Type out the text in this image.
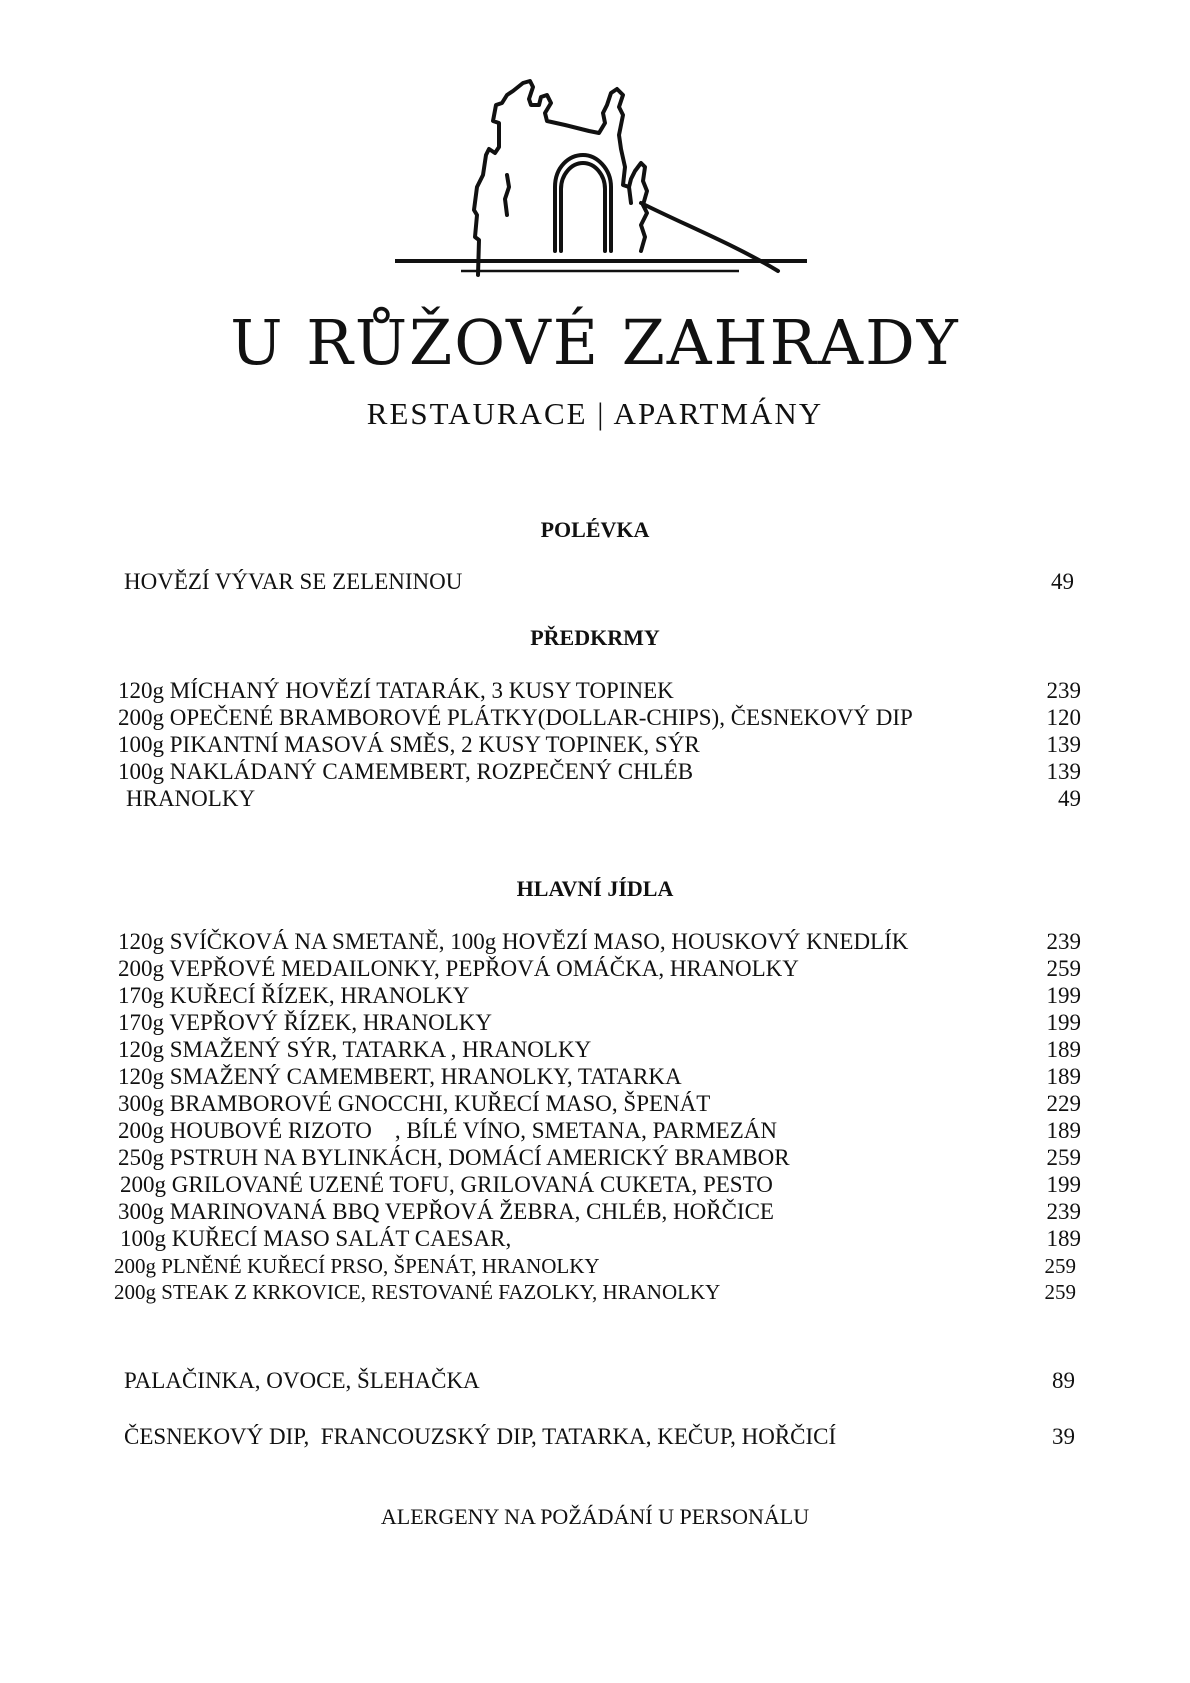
U RŮŽOVÉ ZAHRADY
RESTAURACE | APARTMÁNY
POLÉVKA
HOVĚZÍ VÝVAR SE ZELENINOU	49
PŘEDKRMY
120g MÍCHANÝ HOVĚZÍ TATARÁK, 3 KUSY TOPINEK	239
200g OPEČENÉ BRAMBOROVÉ PLÁTKY(DOLLAR-CHIPS), ČESNEKOVÝ DIP	120
100g PIKANTNÍ MASOVÁ SMĚS, 2 KUSY TOPINEK, SÝR	139
100g NAKLÁDANÝ CAMEMBERT, ROZPEČENÝ CHLÉB	139
HRANOLKY	49
HLAVNÍ JÍDLA
120g SVÍČKOVÁ NA SMETANĚ, 100g HOVĚZÍ MASO, HOUSKOVÝ KNEDLÍK	239
200g VEPŘOVÉ MEDAILONKY, PEPŘOVÁ OMÁČKA, HRANOLKY	259
170g KUŘECÍ ŘÍZEK, HRANOLKY	199
170g VEPŘOVÝ ŘÍZEK, HRANOLKY	199
120g SMAŽENÝ SÝR, TATARKA , HRANOLKY	189
120g SMAŽENÝ CAMEMBERT, HRANOLKY, TATARKA	189
300g BRAMBOROVÉ GNOCCHI, KUŘECÍ MASO, ŠPENÁT	229
200g HOUBOVÉ RIZOTO    , BÍLÉ VÍNO, SMETANA, PARMEZÁN	189
250g PSTRUH NA BYLINKÁCH, DOMÁCÍ AMERICKÝ BRAMBOR	259
200g GRILOVANÉ UZENÉ TOFU, GRILOVANÁ CUKETA, PESTO	199
300g MARINOVANÁ BBQ VEPŘOVÁ ŽEBRA, CHLÉB, HOŘČICE	239
100g KUŘECÍ MASO SALÁT CAESAR,	189
200g PLNĚNÉ KUŘECÍ PRSO, ŠPENÁT, HRANOLKY	259
200g STEAK Z KRKOVICE, RESTOVANÉ FAZOLKY, HRANOLKY	259
PALAČINKA, OVOCE, ŠLEHAČKA	89
ČESNEKOVÝ DIP,  FRANCOUZSKÝ DIP, TATARKA, KEČUP, HOŘČICÍ	39
ALERGENY NA POŽÁDÁNÍ U PERSONÁLU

---

:: Exercise aim ::
Copy all the records above exactly, but leave out the pictures.

:: Exercise solution ::
Type out the text in this image.
U RŮŽOVÉ ZAHRADY
RESTAURACE | APARTMÁNY
POLÉVKA
HOVĚZÍ VÝVAR SE ZELENINOU	49
PŘEDKRMY
120g MÍCHANÝ HOVĚZÍ TATARÁK, 3 KUSY TOPINEK	239
200g OPEČENÉ BRAMBOROVÉ PLÁTKY(DOLLAR-CHIPS), ČESNEKOVÝ DIP	120
100g PIKANTNÍ MASOVÁ SMĚS, 2 KUSY TOPINEK, SÝR	139
100g NAKLÁDANÝ CAMEMBERT, ROZPEČENÝ CHLÉB	139
HRANOLKY	49
HLAVNÍ JÍDLA
120g SVÍČKOVÁ NA SMETANĚ, 100g HOVĚZÍ MASO, HOUSKOVÝ KNEDLÍK	239
200g VEPŘOVÉ MEDAILONKY, PEPŘOVÁ OMÁČKA, HRANOLKY	259
170g KUŘECÍ ŘÍZEK, HRANOLKY	199
170g VEPŘOVÝ ŘÍZEK, HRANOLKY	199
120g SMAŽENÝ SÝR, TATARKA , HRANOLKY	189
120g SMAŽENÝ CAMEMBERT, HRANOLKY, TATARKA	189
300g BRAMBOROVÉ GNOCCHI, KUŘECÍ MASO, ŠPENÁT	229
200g HOUBOVÉ RIZOTO    , BÍLÉ VÍNO, SMETANA, PARMEZÁN	189
250g PSTRUH NA BYLINKÁCH, DOMÁCÍ AMERICKÝ BRAMBOR	259
200g GRILOVANÉ UZENÉ TOFU, GRILOVANÁ CUKETA, PESTO	199
300g MARINOVANÁ BBQ VEPŘOVÁ ŽEBRA, CHLÉB, HOŘČICE	239
100g KUŘECÍ MASO SALÁT CAESAR,	189
200g PLNĚNÉ KUŘECÍ PRSO, ŠPENÁT, HRANOLKY	259
200g STEAK Z KRKOVICE, RESTOVANÉ FAZOLKY, HRANOLKY	259
PALAČINKA, OVOCE, ŠLEHAČKA	89
ČESNEKOVÝ DIP,  FRANCOUZSKÝ DIP, TATARKA, KEČUP, HOŘČICÍ	39
ALERGENY NA POŽÁDÁNÍ U PERSONÁLU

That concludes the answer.